## Dataset entries
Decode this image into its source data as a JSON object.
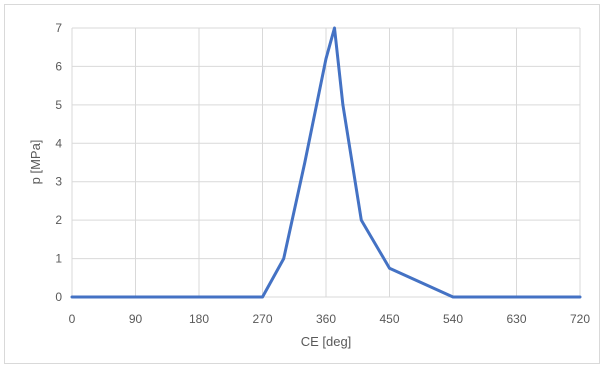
{
  "chart_data": {
    "type": "line",
    "title": "",
    "xlabel": "CE [deg]",
    "ylabel": "p [MPa]",
    "xlim": [
      0,
      720
    ],
    "ylim": [
      0,
      7
    ],
    "x_ticks": [
      0,
      90,
      180,
      270,
      360,
      450,
      540,
      630,
      720
    ],
    "y_ticks": [
      0,
      1,
      2,
      3,
      4,
      5,
      6,
      7
    ],
    "x_tick_labels": [
      "0",
      "90",
      "180",
      "270",
      "360",
      "450",
      "540",
      "630",
      "720"
    ],
    "y_tick_labels": [
      "0",
      "1",
      "2",
      "3",
      "4",
      "5",
      "6",
      "7"
    ],
    "grid": true,
    "legend": "none",
    "series": [
      {
        "color": "#4472c4",
        "x": [
          0,
          90,
          180,
          270,
          300,
          330,
          360,
          372,
          384,
          410,
          450,
          540,
          630,
          720
        ],
        "y": [
          0,
          0,
          0,
          0,
          1.0,
          3.5,
          6.2,
          7.0,
          5.0,
          2.0,
          0.75,
          0,
          0,
          0
        ]
      }
    ]
  }
}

## Directive
Copy the data exactly. Any picture it contains is to be omitted.

## Written response
Decode this image into its source data as a JSON object.
{
  "chart_data": {
    "type": "line",
    "title": "",
    "xlabel": "CE [deg]",
    "ylabel": "p [MPa]",
    "xlim": [
      0,
      720
    ],
    "ylim": [
      0,
      7
    ],
    "x_ticks": [
      0,
      90,
      180,
      270,
      360,
      450,
      540,
      630,
      720
    ],
    "y_ticks": [
      0,
      1,
      2,
      3,
      4,
      5,
      6,
      7
    ],
    "x_tick_labels": [
      "0",
      "90",
      "180",
      "270",
      "360",
      "450",
      "540",
      "630",
      "720"
    ],
    "y_tick_labels": [
      "0",
      "1",
      "2",
      "3",
      "4",
      "5",
      "6",
      "7"
    ],
    "grid": true,
    "legend": "none",
    "series": [
      {
        "color": "#4472c4",
        "x": [
          0,
          90,
          180,
          270,
          300,
          330,
          360,
          372,
          384,
          410,
          450,
          540,
          630,
          720
        ],
        "y": [
          0,
          0,
          0,
          0,
          1.0,
          3.5,
          6.2,
          7.0,
          5.0,
          2.0,
          0.75,
          0,
          0,
          0
        ]
      }
    ]
  }
}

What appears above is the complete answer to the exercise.